**WORK TO COMPLETE:** Filter the entries below, keeping every line that has the word "title".

***** SOURCE MATERIAL *****

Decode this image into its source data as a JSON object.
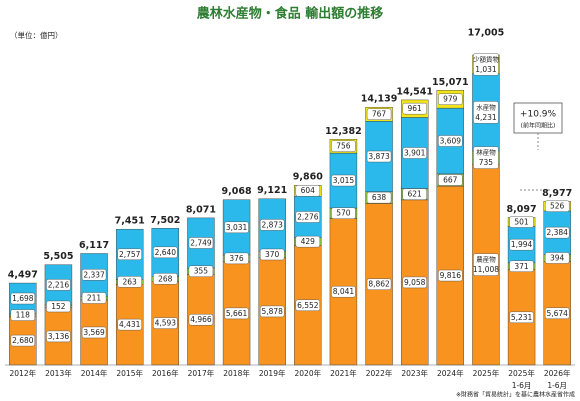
{
  "chart_data": {
    "type": "stacked_bar",
    "title": "農林水産物・食品 輸出額の推移",
    "unit": "（単位：億円）",
    "source": "※財務省「貿易統計」を基に農林水産省作成",
    "annotation": {
      "text": "+10.9%",
      "subtext": "(前年同期比)"
    },
    "categories": [
      [
        "2012年"
      ],
      [
        "2013年"
      ],
      [
        "2014年"
      ],
      [
        "2015年"
      ],
      [
        "2016年"
      ],
      [
        "2017年"
      ],
      [
        "2018年"
      ],
      [
        "2019年"
      ],
      [
        "2020年"
      ],
      [
        "2021年"
      ],
      [
        "2022年"
      ],
      [
        "2023年"
      ],
      [
        "2024年"
      ],
      [
        "2025年"
      ],
      [
        "2025年",
        "1-6月"
      ],
      [
        "2026年",
        "1-6月"
      ]
    ],
    "series": [
      {
        "name": "農産物",
        "color": "#f7931e",
        "values": [
          2680,
          3136,
          3569,
          4431,
          4593,
          4966,
          5661,
          5878,
          6552,
          8041,
          8862,
          9058,
          9816,
          11008,
          5231,
          5674
        ],
        "value_labels": [
          "2,680",
          "3,136",
          "3,569",
          "4,431",
          "4,593",
          "4,966",
          "5,661",
          "5,878",
          "6,552",
          "8,041",
          "8,862",
          "9,058",
          "9,816",
          "11,008",
          "5,231",
          "5,674"
        ]
      },
      {
        "name": "林産物",
        "color": "#8dc63f",
        "values": [
          118,
          152,
          211,
          263,
          268,
          355,
          376,
          370,
          429,
          570,
          638,
          621,
          667,
          735,
          371,
          394
        ],
        "value_labels": [
          "118",
          "152",
          "211",
          "263",
          "268",
          "355",
          "376",
          "370",
          "429",
          "570",
          "638",
          "621",
          "667",
          "735",
          "371",
          "394"
        ]
      },
      {
        "name": "水産物",
        "color": "#2bb8ea",
        "values": [
          1698,
          2216,
          2337,
          2757,
          2640,
          2749,
          3031,
          2873,
          2276,
          3015,
          3873,
          3901,
          3609,
          4231,
          1994,
          2384
        ],
        "value_labels": [
          "1,698",
          "2,216",
          "2,337",
          "2,757",
          "2,640",
          "2,749",
          "3,031",
          "2,873",
          "2,276",
          "3,015",
          "3,873",
          "3,901",
          "3,609",
          "4,231",
          "1,994",
          "2,384"
        ]
      },
      {
        "name": "少額貨物",
        "color": "#f2e41a",
        "values": [
          null,
          null,
          null,
          null,
          null,
          null,
          null,
          null,
          604,
          756,
          767,
          961,
          979,
          1031,
          501,
          526
        ],
        "value_labels": [
          null,
          null,
          null,
          null,
          null,
          null,
          null,
          null,
          "604",
          "756",
          "767",
          "961",
          "979",
          "1,031",
          "501",
          "526"
        ]
      }
    ],
    "totals": [
      4497,
      5505,
      6117,
      7451,
      7502,
      8071,
      9068,
      9121,
      9860,
      12382,
      14139,
      14541,
      15071,
      17005,
      8097,
      8977
    ],
    "total_labels": [
      "4,497",
      "5,505",
      "6,117",
      "7,451",
      "7,502",
      "8,071",
      "9,068",
      "9,121",
      "9,860",
      "12,382",
      "14,139",
      "14,541",
      "15,071",
      "17,005",
      "8,097",
      "8,977"
    ]
  }
}
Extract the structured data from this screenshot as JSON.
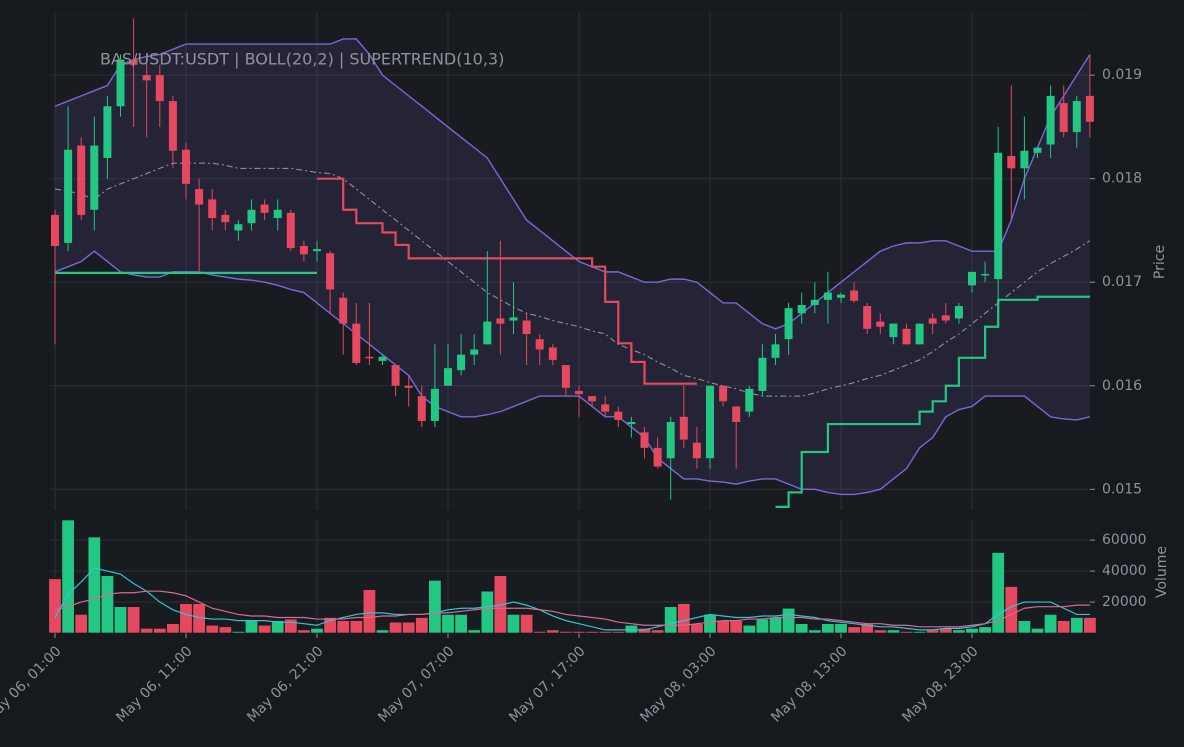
{
  "chart_data": {
    "type": "candlestick",
    "title": "BAS/USDT:USDT | BOLL(20,2) | SUPERTREND(10,3)",
    "ylabel": "Price",
    "categories": [
      "May 06, 01:00",
      null,
      null,
      null,
      null,
      null,
      null,
      null,
      null,
      null,
      "May 06, 11:00",
      null,
      null,
      null,
      null,
      null,
      null,
      null,
      null,
      null,
      "May 06, 21:00",
      null,
      null,
      null,
      null,
      null,
      null,
      null,
      null,
      null,
      "May 07, 07:00",
      null,
      null,
      null,
      null,
      null,
      null,
      null,
      null,
      null,
      "May 07, 17:00",
      null,
      null,
      null,
      null,
      null,
      null,
      null,
      null,
      null,
      "May 08, 03:00",
      null,
      null,
      null,
      null,
      null,
      null,
      null,
      null,
      null,
      "May 08, 13:00",
      null,
      null,
      null,
      null,
      null,
      null,
      null,
      null,
      null,
      "May 08, 23:00",
      null,
      null,
      null,
      null,
      null,
      null,
      null,
      null,
      null
    ],
    "open": [
      0.01765,
      0.01738,
      0.01832,
      0.0177,
      0.0182,
      0.0187,
      0.01915,
      0.019,
      0.019,
      0.01875,
      0.01828,
      0.0179,
      0.0178,
      0.01765,
      0.0175,
      0.01757,
      0.01775,
      0.01762,
      0.01767,
      0.01735,
      0.0173,
      0.01728,
      0.01685,
      0.0166,
      0.01628,
      0.01624,
      0.0162,
      0.016,
      0.0159,
      0.01566,
      0.016,
      0.01615,
      0.0163,
      0.0164,
      0.01665,
      0.01663,
      0.01663,
      0.01645,
      0.01637,
      0.0162,
      0.01595,
      0.0159,
      0.01582,
      0.01575,
      0.01563,
      0.01555,
      0.0154,
      0.0153,
      0.0157,
      0.01545,
      0.0153,
      0.016,
      0.0158,
      0.01575,
      0.01595,
      0.01627,
      0.01645,
      0.0167,
      0.01678,
      0.01683,
      0.01685,
      0.01692,
      0.01677,
      0.01662,
      0.01647,
      0.01655,
      0.0164,
      0.01665,
      0.01668,
      0.01665,
      0.01697,
      0.01707,
      0.01703,
      0.01822,
      0.0181,
      0.01825,
      0.01833,
      0.01873,
      0.01845,
      0.0188
    ],
    "high": [
      0.0177,
      0.0187,
      0.0184,
      0.0186,
      0.0188,
      0.0192,
      0.01955,
      0.0192,
      0.0191,
      0.0188,
      0.01835,
      0.018,
      0.0179,
      0.0177,
      0.0176,
      0.0178,
      0.0178,
      0.0178,
      0.0177,
      0.0174,
      0.0174,
      0.0173,
      0.0169,
      0.0168,
      0.0168,
      0.0163,
      0.0162,
      0.0161,
      0.016,
      0.0164,
      0.0164,
      0.0165,
      0.0165,
      0.0173,
      0.0174,
      0.017,
      0.0167,
      0.0165,
      0.0164,
      0.0162,
      0.016,
      0.0159,
      0.0159,
      0.0158,
      0.0157,
      0.0156,
      0.0155,
      0.0157,
      0.016,
      0.0156,
      0.016,
      0.016,
      0.0158,
      0.016,
      0.0164,
      0.0165,
      0.0168,
      0.0169,
      0.017,
      0.0171,
      0.0169,
      0.017,
      0.0168,
      0.0167,
      0.0166,
      0.0166,
      0.0166,
      0.0167,
      0.0168,
      0.0168,
      0.0171,
      0.0172,
      0.0185,
      0.0189,
      0.0186,
      0.0183,
      0.0189,
      0.0189,
      0.0188,
      0.0192
    ],
    "low": [
      0.0164,
      0.0173,
      0.0176,
      0.0175,
      0.018,
      0.0186,
      0.0185,
      0.0184,
      0.0185,
      0.0181,
      0.0178,
      0.0171,
      0.0175,
      0.0175,
      0.0174,
      0.0175,
      0.0176,
      0.0175,
      0.0173,
      0.0172,
      0.0172,
      0.0167,
      0.0163,
      0.0162,
      0.0162,
      0.0162,
      0.0159,
      0.0158,
      0.0156,
      0.0156,
      0.016,
      0.0161,
      0.0162,
      0.0164,
      0.0163,
      0.0165,
      0.0162,
      0.0162,
      0.0162,
      0.0159,
      0.0157,
      0.0158,
      0.0157,
      0.0156,
      0.0155,
      0.0153,
      0.0152,
      0.0149,
      0.0154,
      0.0152,
      0.0152,
      0.0158,
      0.0152,
      0.0157,
      0.0159,
      0.0162,
      0.0163,
      0.0166,
      0.0167,
      0.0166,
      0.0168,
      0.0168,
      0.0165,
      0.0165,
      0.0164,
      0.0164,
      0.0164,
      0.0165,
      0.0166,
      0.0166,
      0.0169,
      0.017,
      0.0168,
      0.0176,
      0.0178,
      0.0182,
      0.0182,
      0.0184,
      0.0183,
      0.0184
    ],
    "close": [
      0.01735,
      0.01828,
      0.01765,
      0.01832,
      0.0187,
      0.01915,
      0.0191,
      0.01895,
      0.01875,
      0.01827,
      0.01795,
      0.01775,
      0.01762,
      0.01758,
      0.01756,
      0.0177,
      0.01767,
      0.0177,
      0.01733,
      0.01727,
      0.01732,
      0.01693,
      0.0166,
      0.01622,
      0.01627,
      0.01628,
      0.016,
      0.01598,
      0.01566,
      0.01597,
      0.01617,
      0.0163,
      0.01635,
      0.01662,
      0.0166,
      0.01666,
      0.0165,
      0.01635,
      0.01625,
      0.01598,
      0.01592,
      0.01585,
      0.01575,
      0.01567,
      0.01565,
      0.0154,
      0.01522,
      0.01565,
      0.01548,
      0.0153,
      0.016,
      0.01585,
      0.01565,
      0.01597,
      0.01627,
      0.0164,
      0.01675,
      0.01678,
      0.01683,
      0.0169,
      0.01688,
      0.01682,
      0.01655,
      0.01657,
      0.0166,
      0.0164,
      0.0166,
      0.0166,
      0.01663,
      0.01677,
      0.0171,
      0.01708,
      0.01825,
      0.0181,
      0.01827,
      0.0183,
      0.0188,
      0.01845,
      0.01875,
      0.01855
    ],
    "up_color": "#22c784",
    "down_color": "#e5485f",
    "ylim": [
      0.0148,
      0.01961
    ],
    "yticks": [
      0.015,
      0.016,
      0.017,
      0.018,
      0.019
    ],
    "grid": true,
    "bollinger": {
      "color": "#7b68d8",
      "middle_color": "#9a9aa6",
      "upper": [
        0.0187,
        0.01875,
        0.0188,
        0.01885,
        0.0189,
        0.0191,
        0.01915,
        0.01918,
        0.0192,
        0.01925,
        0.0193,
        0.0193,
        0.0193,
        0.0193,
        0.0193,
        0.0193,
        0.0193,
        0.0193,
        0.0193,
        0.0193,
        0.0193,
        0.0193,
        0.01935,
        0.01935,
        0.0192,
        0.019,
        0.0189,
        0.0188,
        0.0187,
        0.0186,
        0.0185,
        0.0184,
        0.0183,
        0.0182,
        0.018,
        0.0178,
        0.0176,
        0.0175,
        0.0174,
        0.0173,
        0.0172,
        0.01715,
        0.0171,
        0.0171,
        0.01705,
        0.017,
        0.017,
        0.01703,
        0.01703,
        0.017,
        0.0169,
        0.0168,
        0.0168,
        0.0167,
        0.0166,
        0.01655,
        0.0166,
        0.0167,
        0.0168,
        0.0169,
        0.017,
        0.0171,
        0.0172,
        0.0173,
        0.01735,
        0.01738,
        0.01738,
        0.0174,
        0.0174,
        0.01735,
        0.0173,
        0.0173,
        0.0173,
        0.0176,
        0.018,
        0.0183,
        0.0186,
        0.0188,
        0.019,
        0.0192
      ],
      "middle": [
        0.0179,
        0.01788,
        0.01785,
        0.0178,
        0.0179,
        0.01795,
        0.018,
        0.01805,
        0.0181,
        0.01815,
        0.01815,
        0.01815,
        0.01815,
        0.01813,
        0.0181,
        0.0181,
        0.0181,
        0.0181,
        0.0181,
        0.01808,
        0.01806,
        0.01805,
        0.018,
        0.0179,
        0.0178,
        0.0177,
        0.0176,
        0.0175,
        0.0174,
        0.0173,
        0.0172,
        0.0171,
        0.017,
        0.0169,
        0.01683,
        0.01676,
        0.0167,
        0.01667,
        0.01663,
        0.0166,
        0.01657,
        0.01653,
        0.0165,
        0.0164,
        0.01635,
        0.0163,
        0.01623,
        0.01617,
        0.0161,
        0.01607,
        0.01603,
        0.016,
        0.01597,
        0.01593,
        0.0159,
        0.0159,
        0.0159,
        0.0159,
        0.01593,
        0.01597,
        0.016,
        0.01603,
        0.01607,
        0.0161,
        0.01615,
        0.0162,
        0.01625,
        0.01633,
        0.01642,
        0.0165,
        0.0166,
        0.0167,
        0.0168,
        0.0169,
        0.017,
        0.0171,
        0.01718,
        0.01725,
        0.01732,
        0.0174
      ],
      "lower": [
        0.0171,
        0.01715,
        0.0172,
        0.0173,
        0.0172,
        0.0171,
        0.01707,
        0.01705,
        0.01705,
        0.0171,
        0.0171,
        0.0171,
        0.01707,
        0.01705,
        0.01703,
        0.01702,
        0.017,
        0.01697,
        0.01693,
        0.0169,
        0.0168,
        0.0167,
        0.0166,
        0.0165,
        0.0164,
        0.0163,
        0.0162,
        0.0161,
        0.0159,
        0.0158,
        0.01575,
        0.0157,
        0.0157,
        0.01572,
        0.01575,
        0.0158,
        0.01585,
        0.0159,
        0.0159,
        0.0159,
        0.0159,
        0.0158,
        0.0157,
        0.0157,
        0.0156,
        0.0155,
        0.0153,
        0.0152,
        0.0151,
        0.0151,
        0.01508,
        0.01507,
        0.01505,
        0.01508,
        0.0151,
        0.0151,
        0.01505,
        0.015,
        0.015,
        0.01497,
        0.01495,
        0.01495,
        0.01497,
        0.015,
        0.0151,
        0.0152,
        0.0154,
        0.0155,
        0.0157,
        0.01577,
        0.0158,
        0.0159,
        0.0159,
        0.0159,
        0.0159,
        0.0158,
        0.0157,
        0.01568,
        0.01567,
        0.0157
      ]
    },
    "supertrend": {
      "up_color": "#22c784",
      "down_color": "#e5485f",
      "up": [
        0.01709,
        0.01709,
        0.01709,
        0.01709,
        0.01709,
        0.01709,
        0.01709,
        0.01709,
        0.01709,
        0.01709,
        0.01709,
        0.01709,
        0.01709,
        0.01709,
        0.01709,
        0.01709,
        0.01709,
        0.01709,
        0.01709,
        0.01709,
        0.01709,
        null,
        null,
        null,
        null,
        null,
        null,
        null,
        null,
        null,
        null,
        null,
        null,
        null,
        null,
        null,
        null,
        null,
        null,
        null,
        null,
        null,
        null,
        null,
        null,
        null,
        null,
        null,
        null,
        null,
        null,
        null,
        null,
        null,
        null,
        0.01483,
        0.01497,
        0.01536,
        0.01536,
        0.01563,
        0.01563,
        0.01563,
        0.01563,
        0.01563,
        0.01563,
        0.01563,
        0.01575,
        0.01585,
        0.016,
        0.01627,
        0.01627,
        0.01657,
        0.01683,
        0.01683,
        0.01683,
        0.01686,
        0.01686,
        0.01686,
        0.01686,
        0.01686
      ],
      "down": [
        null,
        null,
        null,
        null,
        null,
        null,
        null,
        null,
        null,
        null,
        null,
        null,
        null,
        null,
        null,
        null,
        null,
        null,
        null,
        null,
        0.018,
        0.018,
        0.0177,
        0.01757,
        0.01757,
        0.01748,
        0.01736,
        0.01723,
        0.01723,
        0.01723,
        0.01723,
        0.01723,
        0.01723,
        0.01723,
        0.01723,
        0.01723,
        0.01723,
        0.01723,
        0.01723,
        0.01723,
        0.01723,
        0.01715,
        0.01681,
        0.01641,
        0.01623,
        0.01602,
        0.01602,
        0.01602,
        0.01602,
        0.01602,
        null,
        null,
        null,
        null,
        null,
        null,
        null,
        null,
        null,
        null,
        null,
        null,
        null,
        null,
        null,
        null,
        null,
        null,
        null,
        null,
        null,
        null,
        null,
        null,
        null,
        null,
        null,
        null,
        null,
        null
      ]
    },
    "volume": {
      "ylabel": "Volume",
      "ylim": [
        0,
        73000
      ],
      "yticks": [
        20000,
        40000,
        60000
      ],
      "values": [
        35000,
        73000,
        12000,
        62000,
        37000,
        17000,
        17000,
        3000,
        3000,
        6000,
        19000,
        19000,
        5000,
        4000,
        1000,
        8000,
        5000,
        8000,
        9000,
        2000,
        3000,
        10000,
        8000,
        8000,
        28000,
        2000,
        7000,
        7000,
        10000,
        34000,
        12000,
        12000,
        2000,
        27000,
        37000,
        12000,
        12000,
        1000,
        2000,
        1000,
        1000,
        1000,
        1000,
        1000,
        5000,
        3000,
        2000,
        17000,
        19000,
        6000,
        12000,
        8000,
        8000,
        5000,
        9000,
        10000,
        16000,
        6000,
        2000,
        6000,
        6000,
        4000,
        6000,
        2000,
        2000,
        1000,
        1000,
        2000,
        3000,
        2000,
        3000,
        4000,
        52000,
        30000,
        8000,
        3000,
        12000,
        8000,
        10000,
        10000
      ],
      "ma": [
        {
          "color": "#2fc6d6",
          "values": [
            10000,
            25000,
            33000,
            42000,
            40000,
            38000,
            32000,
            27000,
            20000,
            15000,
            12000,
            10000,
            9000,
            9000,
            8000,
            8000,
            8000,
            7000,
            7000,
            6000,
            5000,
            8000,
            10000,
            12000,
            13000,
            13000,
            12000,
            12000,
            12000,
            13000,
            15000,
            16000,
            16000,
            17000,
            18000,
            20000,
            18000,
            15000,
            11000,
            8000,
            6000,
            4000,
            2000,
            2000,
            2000,
            2000,
            4000,
            6000,
            8000,
            10000,
            12000,
            11000,
            10000,
            10000,
            11000,
            11000,
            12000,
            11000,
            10000,
            8000,
            7000,
            6000,
            5000,
            4000,
            4000,
            3000,
            2000,
            2000,
            3000,
            3000,
            4000,
            6000,
            12000,
            17000,
            20000,
            20000,
            20000,
            16000,
            12000,
            12000
          ]
        },
        {
          "color": "#d86a95",
          "values": [
            15000,
            17000,
            20000,
            22000,
            25000,
            26000,
            26000,
            27000,
            27000,
            26000,
            24000,
            20000,
            16000,
            14000,
            12000,
            11000,
            11000,
            10000,
            10000,
            10000,
            9000,
            9000,
            9000,
            10000,
            10000,
            11000,
            11000,
            12000,
            12000,
            13000,
            13000,
            14000,
            15000,
            16000,
            16000,
            16000,
            16000,
            15000,
            14000,
            12000,
            11000,
            10000,
            9000,
            7000,
            6000,
            5000,
            5000,
            5000,
            5000,
            6000,
            7000,
            8000,
            8000,
            9000,
            9000,
            10000,
            10000,
            10000,
            9000,
            9000,
            8000,
            7000,
            6000,
            6000,
            5000,
            5000,
            4000,
            4000,
            4000,
            4000,
            5000,
            6000,
            8000,
            12000,
            16000,
            17000,
            17000,
            17000,
            18000,
            18000
          ]
        }
      ]
    }
  }
}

*****

**RESPONSE TO THE TASK:**
    "title": "農林水産物・食品 輸出額の推移",
    "title": "BAS/USDT:USDT | BOLL(20,2) | SUPERTREND(10,3)",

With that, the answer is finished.